» **INSTRUCTIONS FOR THE TASK**
A single number is the answer: the count of lines in these records with "evidence" in them.

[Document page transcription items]
•••
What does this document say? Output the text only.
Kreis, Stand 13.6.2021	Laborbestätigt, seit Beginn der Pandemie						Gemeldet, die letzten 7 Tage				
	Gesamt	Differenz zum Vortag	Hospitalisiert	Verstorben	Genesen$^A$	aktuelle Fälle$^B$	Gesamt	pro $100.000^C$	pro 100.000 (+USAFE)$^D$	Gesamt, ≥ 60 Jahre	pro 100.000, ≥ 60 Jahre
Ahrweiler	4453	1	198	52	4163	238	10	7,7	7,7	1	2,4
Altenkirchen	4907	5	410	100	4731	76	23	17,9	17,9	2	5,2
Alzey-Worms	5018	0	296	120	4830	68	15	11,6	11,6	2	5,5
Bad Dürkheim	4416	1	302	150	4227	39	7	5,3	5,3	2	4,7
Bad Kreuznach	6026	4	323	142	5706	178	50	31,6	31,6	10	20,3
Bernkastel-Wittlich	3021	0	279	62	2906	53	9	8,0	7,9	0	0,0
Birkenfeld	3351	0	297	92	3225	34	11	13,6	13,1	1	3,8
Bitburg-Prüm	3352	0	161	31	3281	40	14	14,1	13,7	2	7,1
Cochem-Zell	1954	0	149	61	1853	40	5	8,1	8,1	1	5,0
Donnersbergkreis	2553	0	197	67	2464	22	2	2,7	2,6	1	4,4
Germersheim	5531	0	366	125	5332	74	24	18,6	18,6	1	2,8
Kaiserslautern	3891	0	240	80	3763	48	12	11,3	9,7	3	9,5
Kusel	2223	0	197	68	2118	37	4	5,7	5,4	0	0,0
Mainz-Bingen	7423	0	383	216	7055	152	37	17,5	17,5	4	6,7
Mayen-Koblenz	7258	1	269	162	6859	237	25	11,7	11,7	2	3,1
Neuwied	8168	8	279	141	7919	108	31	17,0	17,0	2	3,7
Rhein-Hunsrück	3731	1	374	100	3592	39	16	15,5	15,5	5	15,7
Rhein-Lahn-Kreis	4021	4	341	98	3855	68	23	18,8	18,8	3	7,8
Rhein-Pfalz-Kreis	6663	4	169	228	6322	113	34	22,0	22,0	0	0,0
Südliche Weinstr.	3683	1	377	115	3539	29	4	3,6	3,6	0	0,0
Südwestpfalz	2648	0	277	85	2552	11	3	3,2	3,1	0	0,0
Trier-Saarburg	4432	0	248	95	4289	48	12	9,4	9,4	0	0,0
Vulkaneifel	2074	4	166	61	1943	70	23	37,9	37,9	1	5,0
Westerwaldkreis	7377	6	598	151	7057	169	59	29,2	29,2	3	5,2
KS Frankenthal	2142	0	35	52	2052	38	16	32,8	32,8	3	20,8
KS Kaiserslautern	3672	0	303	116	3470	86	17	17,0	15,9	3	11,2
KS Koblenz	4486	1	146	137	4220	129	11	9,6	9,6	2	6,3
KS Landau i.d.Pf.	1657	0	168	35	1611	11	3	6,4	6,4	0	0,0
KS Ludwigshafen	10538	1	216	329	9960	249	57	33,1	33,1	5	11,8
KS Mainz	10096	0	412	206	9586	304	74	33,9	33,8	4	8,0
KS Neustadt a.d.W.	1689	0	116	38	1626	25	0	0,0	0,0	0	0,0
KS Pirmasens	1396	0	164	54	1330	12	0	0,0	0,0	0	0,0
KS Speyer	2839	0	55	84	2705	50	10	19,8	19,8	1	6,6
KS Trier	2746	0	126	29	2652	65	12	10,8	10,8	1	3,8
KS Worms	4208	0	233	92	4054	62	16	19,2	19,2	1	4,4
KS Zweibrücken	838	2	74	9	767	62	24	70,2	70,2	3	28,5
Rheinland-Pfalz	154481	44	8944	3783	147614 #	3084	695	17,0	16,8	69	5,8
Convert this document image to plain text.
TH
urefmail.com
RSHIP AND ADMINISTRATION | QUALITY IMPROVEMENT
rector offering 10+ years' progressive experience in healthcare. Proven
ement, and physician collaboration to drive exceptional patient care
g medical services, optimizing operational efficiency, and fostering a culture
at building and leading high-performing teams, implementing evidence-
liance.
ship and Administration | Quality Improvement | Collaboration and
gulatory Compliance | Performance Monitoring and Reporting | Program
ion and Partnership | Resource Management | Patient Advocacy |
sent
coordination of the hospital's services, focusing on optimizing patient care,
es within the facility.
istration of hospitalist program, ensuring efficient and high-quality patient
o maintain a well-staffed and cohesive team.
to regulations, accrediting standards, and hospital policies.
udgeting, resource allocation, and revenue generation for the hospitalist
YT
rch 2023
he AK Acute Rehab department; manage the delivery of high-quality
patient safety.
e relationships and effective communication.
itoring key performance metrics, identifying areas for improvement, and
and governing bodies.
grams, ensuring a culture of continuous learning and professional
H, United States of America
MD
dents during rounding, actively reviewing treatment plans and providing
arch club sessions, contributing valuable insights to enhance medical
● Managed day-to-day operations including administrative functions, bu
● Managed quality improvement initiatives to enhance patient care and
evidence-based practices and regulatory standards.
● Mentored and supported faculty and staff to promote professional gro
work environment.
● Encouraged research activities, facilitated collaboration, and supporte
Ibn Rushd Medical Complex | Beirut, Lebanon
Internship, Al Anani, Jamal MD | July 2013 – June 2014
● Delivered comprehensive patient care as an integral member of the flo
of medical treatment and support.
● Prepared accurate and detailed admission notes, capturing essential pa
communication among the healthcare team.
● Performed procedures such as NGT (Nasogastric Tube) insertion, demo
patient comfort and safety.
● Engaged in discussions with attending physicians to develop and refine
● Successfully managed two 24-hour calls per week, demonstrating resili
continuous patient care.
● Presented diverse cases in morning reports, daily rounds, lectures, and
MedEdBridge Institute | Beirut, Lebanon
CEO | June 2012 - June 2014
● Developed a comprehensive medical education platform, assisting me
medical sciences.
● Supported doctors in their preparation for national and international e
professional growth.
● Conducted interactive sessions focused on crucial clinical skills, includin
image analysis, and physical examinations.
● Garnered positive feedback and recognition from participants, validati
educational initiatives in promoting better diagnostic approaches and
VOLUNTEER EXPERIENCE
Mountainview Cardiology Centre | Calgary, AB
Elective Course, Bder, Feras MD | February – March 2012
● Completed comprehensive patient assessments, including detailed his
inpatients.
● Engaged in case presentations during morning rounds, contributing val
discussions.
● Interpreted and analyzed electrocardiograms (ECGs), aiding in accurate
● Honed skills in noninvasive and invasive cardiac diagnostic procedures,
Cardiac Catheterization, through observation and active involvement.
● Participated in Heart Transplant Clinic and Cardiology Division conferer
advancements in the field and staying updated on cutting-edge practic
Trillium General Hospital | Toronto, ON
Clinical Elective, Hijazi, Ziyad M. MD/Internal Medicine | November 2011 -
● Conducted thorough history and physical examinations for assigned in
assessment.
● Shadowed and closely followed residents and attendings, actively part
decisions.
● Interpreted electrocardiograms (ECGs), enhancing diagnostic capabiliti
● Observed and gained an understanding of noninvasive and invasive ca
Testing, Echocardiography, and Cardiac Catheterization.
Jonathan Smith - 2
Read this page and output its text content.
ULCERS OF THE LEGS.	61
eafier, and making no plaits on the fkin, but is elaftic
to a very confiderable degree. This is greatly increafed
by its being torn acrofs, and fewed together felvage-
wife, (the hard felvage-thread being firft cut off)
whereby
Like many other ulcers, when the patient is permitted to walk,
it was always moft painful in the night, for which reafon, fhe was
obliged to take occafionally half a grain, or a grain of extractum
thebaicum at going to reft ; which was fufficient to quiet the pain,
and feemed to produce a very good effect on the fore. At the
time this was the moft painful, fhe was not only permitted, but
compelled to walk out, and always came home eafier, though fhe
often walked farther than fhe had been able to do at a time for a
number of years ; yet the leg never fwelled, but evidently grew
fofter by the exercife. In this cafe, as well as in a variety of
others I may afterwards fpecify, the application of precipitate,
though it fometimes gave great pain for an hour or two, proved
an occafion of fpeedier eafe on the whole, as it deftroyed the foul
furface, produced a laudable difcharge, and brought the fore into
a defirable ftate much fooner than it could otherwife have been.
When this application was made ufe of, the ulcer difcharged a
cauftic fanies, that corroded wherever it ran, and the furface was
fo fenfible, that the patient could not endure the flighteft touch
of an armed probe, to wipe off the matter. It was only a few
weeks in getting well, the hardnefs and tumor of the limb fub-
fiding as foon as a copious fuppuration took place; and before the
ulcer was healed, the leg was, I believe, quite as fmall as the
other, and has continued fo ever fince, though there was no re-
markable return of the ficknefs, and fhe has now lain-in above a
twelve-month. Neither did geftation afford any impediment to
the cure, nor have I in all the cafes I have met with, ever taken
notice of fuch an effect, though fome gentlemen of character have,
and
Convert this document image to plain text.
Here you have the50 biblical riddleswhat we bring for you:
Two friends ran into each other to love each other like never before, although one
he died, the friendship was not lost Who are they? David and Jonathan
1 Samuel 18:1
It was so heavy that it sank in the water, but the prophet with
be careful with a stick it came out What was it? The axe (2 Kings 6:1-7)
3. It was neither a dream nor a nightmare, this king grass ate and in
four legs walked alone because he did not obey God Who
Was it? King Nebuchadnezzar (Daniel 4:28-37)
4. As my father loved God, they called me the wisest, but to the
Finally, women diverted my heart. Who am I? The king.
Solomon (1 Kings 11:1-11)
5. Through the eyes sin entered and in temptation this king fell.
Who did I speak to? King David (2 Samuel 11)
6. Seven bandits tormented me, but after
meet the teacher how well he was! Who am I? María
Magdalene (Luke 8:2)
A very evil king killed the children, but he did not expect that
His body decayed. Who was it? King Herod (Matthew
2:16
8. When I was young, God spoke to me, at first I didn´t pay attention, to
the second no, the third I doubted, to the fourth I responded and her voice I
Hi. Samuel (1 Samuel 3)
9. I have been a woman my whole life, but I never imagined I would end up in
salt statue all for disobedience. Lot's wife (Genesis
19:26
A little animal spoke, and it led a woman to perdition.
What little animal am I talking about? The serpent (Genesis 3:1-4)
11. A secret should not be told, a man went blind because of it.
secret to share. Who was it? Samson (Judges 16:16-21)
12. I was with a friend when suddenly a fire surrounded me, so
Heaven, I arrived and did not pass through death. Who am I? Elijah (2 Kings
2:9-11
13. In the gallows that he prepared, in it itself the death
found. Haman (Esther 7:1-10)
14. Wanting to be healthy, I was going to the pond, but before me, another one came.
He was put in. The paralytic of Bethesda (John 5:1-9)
•••
» **ANSWER TO THIS EXERCISE**
2